• Passage du texte:
┌──
En dépassant les frontières réelles et symboliques, disciplinaires et géographiques, cet ouvrage met en lumière, de façon inédite, l’identité fragmentaire de l’Europe en interrogeant la richesse de ses pratiques chorégraphiques entre 1687 et 1914. Page après page, il met à jour le processus de construction des stéréotypes en soulignant les déformations du réel provenant des discours nationalistes du spectateur, du critique, voire de l’historien. Il montre ainsi un nouveau visage de l’Europe, vue à travers le prisme singulier de la danse et de sa culture.
Arianna Fabbricatore
Professeure agrégée et docteure en philosophie, Arianna B. Fabbricatore (Sorbonne Université) est spécialiste en esthétique théâtrale et théorie du spectacle vivant. Elle a créé et dirigé le programme international Herméneutiques de la danse consacré au développement interdisciplinaire d’une nouvelle compréhension de la danse en tant que langage au sein des arts.
└──
• Tâche demandée 1: Recopiez à l'identique, dans les relevés, le passage allant du début jusqu'à la ligne contenant « restore-icon [813,14,823,23] », ces deux bornes comprises.

(Listes d'éléments annotées)
┌──
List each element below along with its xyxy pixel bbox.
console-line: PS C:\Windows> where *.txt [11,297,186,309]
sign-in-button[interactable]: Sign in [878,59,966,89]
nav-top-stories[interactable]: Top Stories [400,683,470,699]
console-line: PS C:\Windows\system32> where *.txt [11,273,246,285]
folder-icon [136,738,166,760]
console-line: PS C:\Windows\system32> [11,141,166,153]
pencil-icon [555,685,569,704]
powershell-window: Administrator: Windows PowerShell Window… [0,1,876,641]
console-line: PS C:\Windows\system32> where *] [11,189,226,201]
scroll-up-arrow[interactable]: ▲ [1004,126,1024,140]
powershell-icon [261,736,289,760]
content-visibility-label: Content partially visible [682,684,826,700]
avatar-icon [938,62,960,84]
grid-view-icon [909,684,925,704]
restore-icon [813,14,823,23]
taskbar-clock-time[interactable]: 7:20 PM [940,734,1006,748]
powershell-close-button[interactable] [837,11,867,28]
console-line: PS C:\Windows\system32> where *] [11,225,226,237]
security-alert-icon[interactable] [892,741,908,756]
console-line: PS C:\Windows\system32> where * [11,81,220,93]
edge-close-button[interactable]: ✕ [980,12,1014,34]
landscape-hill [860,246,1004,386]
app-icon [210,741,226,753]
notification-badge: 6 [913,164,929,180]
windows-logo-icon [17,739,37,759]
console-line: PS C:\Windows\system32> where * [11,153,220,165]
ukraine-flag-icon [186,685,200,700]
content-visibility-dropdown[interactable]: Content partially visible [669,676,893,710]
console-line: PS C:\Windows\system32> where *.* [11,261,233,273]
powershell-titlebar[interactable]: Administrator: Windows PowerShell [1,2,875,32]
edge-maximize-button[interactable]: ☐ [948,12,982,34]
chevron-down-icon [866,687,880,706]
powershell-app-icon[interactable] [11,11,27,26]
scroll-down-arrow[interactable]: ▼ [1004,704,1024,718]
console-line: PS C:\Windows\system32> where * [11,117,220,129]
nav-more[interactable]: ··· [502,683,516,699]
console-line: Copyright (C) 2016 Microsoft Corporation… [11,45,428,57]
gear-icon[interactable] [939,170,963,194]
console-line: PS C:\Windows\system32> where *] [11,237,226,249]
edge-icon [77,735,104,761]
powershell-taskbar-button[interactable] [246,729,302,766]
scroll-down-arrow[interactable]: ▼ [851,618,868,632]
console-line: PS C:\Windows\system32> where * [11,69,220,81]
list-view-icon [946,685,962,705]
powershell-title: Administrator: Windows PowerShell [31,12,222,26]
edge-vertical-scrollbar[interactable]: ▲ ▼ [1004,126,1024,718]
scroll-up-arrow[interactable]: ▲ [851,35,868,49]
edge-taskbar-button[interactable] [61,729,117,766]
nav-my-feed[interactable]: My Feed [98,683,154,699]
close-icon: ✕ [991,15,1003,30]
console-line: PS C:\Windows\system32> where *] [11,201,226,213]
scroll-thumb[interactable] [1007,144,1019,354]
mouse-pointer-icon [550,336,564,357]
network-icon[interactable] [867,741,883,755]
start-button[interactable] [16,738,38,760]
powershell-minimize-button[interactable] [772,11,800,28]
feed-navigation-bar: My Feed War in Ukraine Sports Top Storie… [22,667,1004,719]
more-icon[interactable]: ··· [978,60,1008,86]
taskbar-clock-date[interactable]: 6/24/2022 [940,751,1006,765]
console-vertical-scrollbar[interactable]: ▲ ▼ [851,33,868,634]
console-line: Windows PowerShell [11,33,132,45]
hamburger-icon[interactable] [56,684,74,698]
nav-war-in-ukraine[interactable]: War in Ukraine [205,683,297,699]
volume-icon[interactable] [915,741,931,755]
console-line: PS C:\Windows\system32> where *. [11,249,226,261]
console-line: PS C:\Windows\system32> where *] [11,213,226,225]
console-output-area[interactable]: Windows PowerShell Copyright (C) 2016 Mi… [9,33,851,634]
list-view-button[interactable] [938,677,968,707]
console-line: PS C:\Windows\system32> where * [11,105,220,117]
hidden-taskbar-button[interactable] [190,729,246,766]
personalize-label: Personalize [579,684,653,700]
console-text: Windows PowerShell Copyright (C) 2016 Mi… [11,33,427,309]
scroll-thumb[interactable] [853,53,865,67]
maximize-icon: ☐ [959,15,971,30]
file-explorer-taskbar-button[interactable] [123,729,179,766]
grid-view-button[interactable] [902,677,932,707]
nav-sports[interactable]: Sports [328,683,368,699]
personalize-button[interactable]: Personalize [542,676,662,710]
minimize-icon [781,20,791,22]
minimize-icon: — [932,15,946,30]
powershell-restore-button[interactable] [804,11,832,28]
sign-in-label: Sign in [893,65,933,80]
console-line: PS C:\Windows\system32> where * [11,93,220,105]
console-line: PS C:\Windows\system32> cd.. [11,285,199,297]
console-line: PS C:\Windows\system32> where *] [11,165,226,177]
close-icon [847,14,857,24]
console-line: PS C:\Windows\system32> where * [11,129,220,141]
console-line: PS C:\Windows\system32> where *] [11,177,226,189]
└──
• Tâche demandée 2: Rédigez la suite du texte sur la danse en Europe à partir de son dernier mot.

• Réponse correcte 1:
List each element below along with its xyxy pixel bbox.
console-line: PS C:\Windows> where *.txt [11,297,186,309]
sign-in-button[interactable]: Sign in [878,59,966,89]
nav-top-stories[interactable]: Top Stories [400,683,470,699]
console-line: PS C:\Windows\system32> where *.txt [11,273,246,285]
folder-icon [136,738,166,760]
console-line: PS C:\Windows\system32> [11,141,166,153]
pencil-icon [555,685,569,704]
powershell-window: Administrator: Windows PowerShell Window… [0,1,876,641]
console-line: PS C:\Windows\system32> where *] [11,189,226,201]
scroll-up-arrow[interactable]: ▲ [1004,126,1024,140]
powershell-icon [261,736,289,760]
content-visibility-label: Content partially visible [682,684,826,700]
avatar-icon [938,62,960,84]
grid-view-icon [909,684,925,704]
restore-icon [813,14,823,23]

• Réponse correcte 2:
-> Le mot des programmateurs
Pas vraiment médiatisée, cette publication qui reprend les contributions du colloque La danse et les nations : identités, altérités, frontières (17e–19 siècles), Paris 26–28 octobre 2017, propose, avec une belle cohérence dans la diversité, d’étudier les manifestations de cette circulation des œuvres dansées et de leur auteurs et interprètes dans l’espace européen. Souffrant de ses limites au regard d’un sujet énorme, l’ouvrage offre cependant de passionnantes perspectives de réflexion.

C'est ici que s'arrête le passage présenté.